= WRITTEN TASKS =
**A)** In the forum post about the $.extract design, what happens to a tuple of selectors such as ['h1', 'h2'] if either selector returns more than one item?
**B)** Explain why the forum post about the $.extract design proposes that an array should mean an array is returned.

I'm building something to do this right now. I dig the direction you're going. Some ideas...

What if an array meant that an array should be returned? In addition to being more ergonomic, I think it will also ensure that the result's type is properly inferred. Also, I think there's a pretty easy way to allow objects to mean objects, even when there are config objects in the mix...

const res = $.extract({
  singleStr: 'h1', // throws if more than one element selected
  arrayOfStr: ['h1, h2'], // uses multiple selectors
  tupleOfStr: ['h1', 'h2'], // literally a tuple, throws if either selector returns more than one item
  arrayOfObj: [{
    // an object is a config if it exactly matches config type, otherwise object return is expected
    int: {selector: '#length'},
  }],
});

That object idea does leave room for ambiguity, and it will be a bit annoying to type. What about support for nested $.extract()? Also, I really like your ideas on scoped sub-selectors ({out: {prop, prop, prop}}), so what about $.extract('#scope', {})?

const res = $.extract({
  // nested object
  meta: $.extract('#scope', {
    deep: meta: $.extract({}),
  }),
});

Regarding scoping for performance, do you think there's major gains to be had from scanning the entire extract tree to optimize all the selectors automatically? In my scraping, I trawl every bit of the dom for data redundancy, but the selectors are grouped by the desired bit of data, not their position in the dom. I often wonder if I'm missing out, but I haven't had a chance to test it.

= STORED ROWS =
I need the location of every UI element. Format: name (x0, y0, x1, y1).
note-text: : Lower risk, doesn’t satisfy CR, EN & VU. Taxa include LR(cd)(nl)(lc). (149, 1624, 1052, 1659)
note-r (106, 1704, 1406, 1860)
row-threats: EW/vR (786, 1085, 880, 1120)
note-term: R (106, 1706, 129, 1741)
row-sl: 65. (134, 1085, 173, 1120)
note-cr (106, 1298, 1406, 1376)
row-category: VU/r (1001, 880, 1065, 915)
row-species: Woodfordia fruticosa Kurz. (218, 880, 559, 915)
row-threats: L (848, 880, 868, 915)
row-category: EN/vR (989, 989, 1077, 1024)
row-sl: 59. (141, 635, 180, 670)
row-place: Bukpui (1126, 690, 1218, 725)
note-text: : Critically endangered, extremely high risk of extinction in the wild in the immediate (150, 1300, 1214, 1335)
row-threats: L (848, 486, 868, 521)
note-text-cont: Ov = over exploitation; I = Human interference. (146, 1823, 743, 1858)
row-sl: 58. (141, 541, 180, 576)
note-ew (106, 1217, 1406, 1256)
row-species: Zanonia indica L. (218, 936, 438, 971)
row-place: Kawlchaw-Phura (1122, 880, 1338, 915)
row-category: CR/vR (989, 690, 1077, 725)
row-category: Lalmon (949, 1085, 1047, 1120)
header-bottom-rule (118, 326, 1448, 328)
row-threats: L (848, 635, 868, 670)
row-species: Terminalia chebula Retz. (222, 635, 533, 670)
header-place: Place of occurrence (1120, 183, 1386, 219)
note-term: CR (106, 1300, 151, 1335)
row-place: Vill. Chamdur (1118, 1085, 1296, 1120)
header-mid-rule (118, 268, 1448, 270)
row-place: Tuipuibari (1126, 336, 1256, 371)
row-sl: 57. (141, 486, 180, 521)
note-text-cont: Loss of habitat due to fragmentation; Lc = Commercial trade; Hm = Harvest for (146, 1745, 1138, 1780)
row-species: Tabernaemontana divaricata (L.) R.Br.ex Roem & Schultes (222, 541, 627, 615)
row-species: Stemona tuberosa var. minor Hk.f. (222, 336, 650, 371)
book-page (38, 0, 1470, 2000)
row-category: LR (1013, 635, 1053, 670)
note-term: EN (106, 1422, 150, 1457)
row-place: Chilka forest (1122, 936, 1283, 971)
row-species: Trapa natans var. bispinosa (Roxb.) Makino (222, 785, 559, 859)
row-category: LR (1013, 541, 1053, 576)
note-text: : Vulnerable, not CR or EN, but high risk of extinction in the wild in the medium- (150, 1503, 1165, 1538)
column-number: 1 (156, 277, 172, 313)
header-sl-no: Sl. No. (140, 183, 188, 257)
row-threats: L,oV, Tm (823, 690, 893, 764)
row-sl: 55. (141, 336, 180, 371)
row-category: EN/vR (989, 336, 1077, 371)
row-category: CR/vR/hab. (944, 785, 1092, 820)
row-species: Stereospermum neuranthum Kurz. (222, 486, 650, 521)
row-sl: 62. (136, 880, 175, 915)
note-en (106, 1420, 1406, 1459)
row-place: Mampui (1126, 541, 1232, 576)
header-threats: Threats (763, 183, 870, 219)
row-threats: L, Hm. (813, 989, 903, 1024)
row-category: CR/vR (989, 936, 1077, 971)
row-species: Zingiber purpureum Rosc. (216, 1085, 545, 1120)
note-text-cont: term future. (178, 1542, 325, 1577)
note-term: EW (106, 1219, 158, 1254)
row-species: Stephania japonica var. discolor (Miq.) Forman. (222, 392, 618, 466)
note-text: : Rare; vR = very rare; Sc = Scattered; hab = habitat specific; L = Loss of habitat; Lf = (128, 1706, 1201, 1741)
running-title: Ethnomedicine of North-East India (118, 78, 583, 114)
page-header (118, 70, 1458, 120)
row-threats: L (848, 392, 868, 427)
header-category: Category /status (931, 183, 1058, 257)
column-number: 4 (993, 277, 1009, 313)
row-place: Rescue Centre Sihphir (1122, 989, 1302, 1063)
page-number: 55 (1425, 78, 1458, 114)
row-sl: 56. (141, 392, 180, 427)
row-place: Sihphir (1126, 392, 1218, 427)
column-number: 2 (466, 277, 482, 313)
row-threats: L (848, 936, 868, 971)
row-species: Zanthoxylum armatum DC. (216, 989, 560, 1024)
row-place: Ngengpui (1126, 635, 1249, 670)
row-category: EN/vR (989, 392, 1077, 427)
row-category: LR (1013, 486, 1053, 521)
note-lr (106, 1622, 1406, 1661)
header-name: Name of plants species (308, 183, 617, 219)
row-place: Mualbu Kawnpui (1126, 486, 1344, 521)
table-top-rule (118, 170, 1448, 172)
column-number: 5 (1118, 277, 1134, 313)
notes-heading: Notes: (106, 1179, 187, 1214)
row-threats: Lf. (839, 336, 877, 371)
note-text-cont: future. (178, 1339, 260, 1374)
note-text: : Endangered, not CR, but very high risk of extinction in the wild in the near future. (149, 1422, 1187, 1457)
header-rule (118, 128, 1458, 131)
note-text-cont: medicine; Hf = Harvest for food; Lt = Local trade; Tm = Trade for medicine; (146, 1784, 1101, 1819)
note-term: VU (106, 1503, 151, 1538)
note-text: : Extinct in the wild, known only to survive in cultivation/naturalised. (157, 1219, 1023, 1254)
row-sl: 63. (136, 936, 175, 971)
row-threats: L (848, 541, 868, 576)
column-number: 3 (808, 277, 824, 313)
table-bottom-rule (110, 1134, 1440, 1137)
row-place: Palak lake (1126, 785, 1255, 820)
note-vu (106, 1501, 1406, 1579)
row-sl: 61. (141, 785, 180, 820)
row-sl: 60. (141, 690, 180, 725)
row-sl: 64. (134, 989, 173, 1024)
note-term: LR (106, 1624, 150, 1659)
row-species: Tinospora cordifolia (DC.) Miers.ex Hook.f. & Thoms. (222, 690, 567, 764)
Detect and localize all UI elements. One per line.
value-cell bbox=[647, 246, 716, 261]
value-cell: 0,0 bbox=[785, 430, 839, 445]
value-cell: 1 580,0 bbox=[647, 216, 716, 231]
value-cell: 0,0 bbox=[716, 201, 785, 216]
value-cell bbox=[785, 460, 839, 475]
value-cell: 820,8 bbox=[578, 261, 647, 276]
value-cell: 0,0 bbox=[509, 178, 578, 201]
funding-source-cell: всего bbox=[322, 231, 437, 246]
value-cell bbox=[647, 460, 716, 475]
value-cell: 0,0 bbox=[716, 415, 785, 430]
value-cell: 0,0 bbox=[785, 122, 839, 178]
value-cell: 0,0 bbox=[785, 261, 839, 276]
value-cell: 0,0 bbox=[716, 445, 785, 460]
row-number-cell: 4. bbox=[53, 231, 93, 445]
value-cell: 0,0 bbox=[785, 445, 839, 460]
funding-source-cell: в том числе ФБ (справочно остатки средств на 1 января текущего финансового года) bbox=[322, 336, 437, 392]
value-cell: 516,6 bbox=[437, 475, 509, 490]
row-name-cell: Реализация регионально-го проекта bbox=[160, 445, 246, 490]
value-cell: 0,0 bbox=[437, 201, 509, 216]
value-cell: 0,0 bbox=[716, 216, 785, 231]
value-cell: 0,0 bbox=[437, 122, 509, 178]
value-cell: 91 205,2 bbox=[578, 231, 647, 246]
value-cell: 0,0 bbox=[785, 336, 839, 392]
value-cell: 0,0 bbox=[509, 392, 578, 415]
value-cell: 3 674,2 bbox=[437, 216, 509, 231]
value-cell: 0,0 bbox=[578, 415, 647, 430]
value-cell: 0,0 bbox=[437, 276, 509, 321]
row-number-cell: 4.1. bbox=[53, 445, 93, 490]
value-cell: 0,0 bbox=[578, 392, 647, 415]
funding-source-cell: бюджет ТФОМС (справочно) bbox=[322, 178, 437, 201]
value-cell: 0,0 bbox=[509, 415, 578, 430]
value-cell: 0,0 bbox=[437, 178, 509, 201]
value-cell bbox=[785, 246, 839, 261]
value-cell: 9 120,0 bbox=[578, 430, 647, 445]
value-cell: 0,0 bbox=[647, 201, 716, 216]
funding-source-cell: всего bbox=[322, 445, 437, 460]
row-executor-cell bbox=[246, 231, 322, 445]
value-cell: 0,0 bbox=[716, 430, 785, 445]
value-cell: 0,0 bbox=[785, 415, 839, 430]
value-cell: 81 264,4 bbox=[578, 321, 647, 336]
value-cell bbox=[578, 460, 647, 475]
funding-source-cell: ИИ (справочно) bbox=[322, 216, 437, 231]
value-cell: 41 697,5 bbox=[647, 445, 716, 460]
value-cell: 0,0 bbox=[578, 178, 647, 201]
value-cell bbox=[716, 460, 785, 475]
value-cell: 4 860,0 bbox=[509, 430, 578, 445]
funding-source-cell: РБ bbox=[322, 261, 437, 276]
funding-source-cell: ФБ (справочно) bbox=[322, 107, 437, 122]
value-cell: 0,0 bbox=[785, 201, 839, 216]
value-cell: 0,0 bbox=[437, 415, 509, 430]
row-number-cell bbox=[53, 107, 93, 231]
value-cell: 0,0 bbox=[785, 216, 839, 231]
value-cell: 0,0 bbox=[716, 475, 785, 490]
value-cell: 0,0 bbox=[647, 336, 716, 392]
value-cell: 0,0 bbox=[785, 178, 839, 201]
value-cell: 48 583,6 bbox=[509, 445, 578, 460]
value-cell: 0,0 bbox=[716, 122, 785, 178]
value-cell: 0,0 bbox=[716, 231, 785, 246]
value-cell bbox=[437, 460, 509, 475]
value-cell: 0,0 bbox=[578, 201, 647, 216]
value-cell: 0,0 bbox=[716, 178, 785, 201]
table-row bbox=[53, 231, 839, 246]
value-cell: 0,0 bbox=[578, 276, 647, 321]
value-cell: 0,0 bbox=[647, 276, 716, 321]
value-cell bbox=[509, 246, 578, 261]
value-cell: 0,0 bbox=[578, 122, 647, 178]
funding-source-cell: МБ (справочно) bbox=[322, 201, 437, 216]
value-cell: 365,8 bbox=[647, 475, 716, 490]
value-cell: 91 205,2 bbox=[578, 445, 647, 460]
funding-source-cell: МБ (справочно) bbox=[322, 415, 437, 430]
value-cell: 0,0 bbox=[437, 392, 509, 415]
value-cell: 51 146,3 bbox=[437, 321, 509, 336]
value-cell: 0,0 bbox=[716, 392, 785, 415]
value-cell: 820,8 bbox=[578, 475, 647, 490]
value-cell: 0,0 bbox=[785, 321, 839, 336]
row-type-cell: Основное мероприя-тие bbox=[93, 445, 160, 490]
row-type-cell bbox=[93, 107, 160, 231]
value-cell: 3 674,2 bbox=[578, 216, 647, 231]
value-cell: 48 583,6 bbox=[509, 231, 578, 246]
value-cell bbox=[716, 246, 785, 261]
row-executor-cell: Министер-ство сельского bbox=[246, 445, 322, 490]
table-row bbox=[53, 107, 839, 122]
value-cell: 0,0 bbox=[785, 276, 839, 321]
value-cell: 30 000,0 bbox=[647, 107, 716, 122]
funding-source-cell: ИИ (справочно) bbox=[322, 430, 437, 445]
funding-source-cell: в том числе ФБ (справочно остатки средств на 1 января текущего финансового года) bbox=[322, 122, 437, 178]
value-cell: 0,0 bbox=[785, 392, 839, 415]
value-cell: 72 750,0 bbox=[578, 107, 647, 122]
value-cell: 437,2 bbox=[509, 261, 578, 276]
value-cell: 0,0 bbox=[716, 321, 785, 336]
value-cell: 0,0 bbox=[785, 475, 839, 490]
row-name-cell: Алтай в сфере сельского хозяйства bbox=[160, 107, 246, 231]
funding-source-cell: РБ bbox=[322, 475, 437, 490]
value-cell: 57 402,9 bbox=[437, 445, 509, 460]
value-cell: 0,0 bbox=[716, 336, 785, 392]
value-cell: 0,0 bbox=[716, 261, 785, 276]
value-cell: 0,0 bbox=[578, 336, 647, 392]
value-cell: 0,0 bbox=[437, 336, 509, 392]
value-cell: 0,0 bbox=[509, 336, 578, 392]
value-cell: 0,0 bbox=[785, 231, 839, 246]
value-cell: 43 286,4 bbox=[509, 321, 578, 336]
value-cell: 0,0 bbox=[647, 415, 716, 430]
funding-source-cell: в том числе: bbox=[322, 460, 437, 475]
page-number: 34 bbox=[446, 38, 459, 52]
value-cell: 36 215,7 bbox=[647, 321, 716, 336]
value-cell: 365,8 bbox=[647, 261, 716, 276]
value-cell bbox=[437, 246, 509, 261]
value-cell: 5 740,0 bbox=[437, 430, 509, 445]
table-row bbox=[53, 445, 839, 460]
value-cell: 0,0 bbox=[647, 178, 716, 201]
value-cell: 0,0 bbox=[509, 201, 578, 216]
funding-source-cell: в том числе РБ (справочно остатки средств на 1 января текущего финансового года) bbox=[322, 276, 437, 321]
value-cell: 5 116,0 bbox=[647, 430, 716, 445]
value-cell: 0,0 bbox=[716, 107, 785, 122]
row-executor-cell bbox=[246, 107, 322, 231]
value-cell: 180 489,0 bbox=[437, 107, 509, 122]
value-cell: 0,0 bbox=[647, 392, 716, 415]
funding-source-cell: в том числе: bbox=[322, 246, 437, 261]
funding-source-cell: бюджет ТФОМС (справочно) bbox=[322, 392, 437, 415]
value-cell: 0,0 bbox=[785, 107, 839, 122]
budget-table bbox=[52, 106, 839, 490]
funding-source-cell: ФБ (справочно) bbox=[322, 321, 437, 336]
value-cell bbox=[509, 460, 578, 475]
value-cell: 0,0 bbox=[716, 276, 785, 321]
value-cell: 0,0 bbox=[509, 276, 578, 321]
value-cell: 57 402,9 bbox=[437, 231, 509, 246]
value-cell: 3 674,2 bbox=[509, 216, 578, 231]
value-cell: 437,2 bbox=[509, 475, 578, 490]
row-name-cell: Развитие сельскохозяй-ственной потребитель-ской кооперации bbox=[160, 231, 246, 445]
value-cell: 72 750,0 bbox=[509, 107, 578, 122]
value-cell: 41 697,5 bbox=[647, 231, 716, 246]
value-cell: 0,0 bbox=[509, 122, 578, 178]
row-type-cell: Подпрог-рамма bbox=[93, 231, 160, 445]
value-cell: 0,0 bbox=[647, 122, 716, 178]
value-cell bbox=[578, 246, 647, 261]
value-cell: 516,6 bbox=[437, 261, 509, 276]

= ANSWERS FOR THIS EXERCISE =
**A)** It throws.

**B)** The writer says that making an array mean an array is returned would be more ergonomic. The writer also thinks it would ensure that the result's type is properly inferred.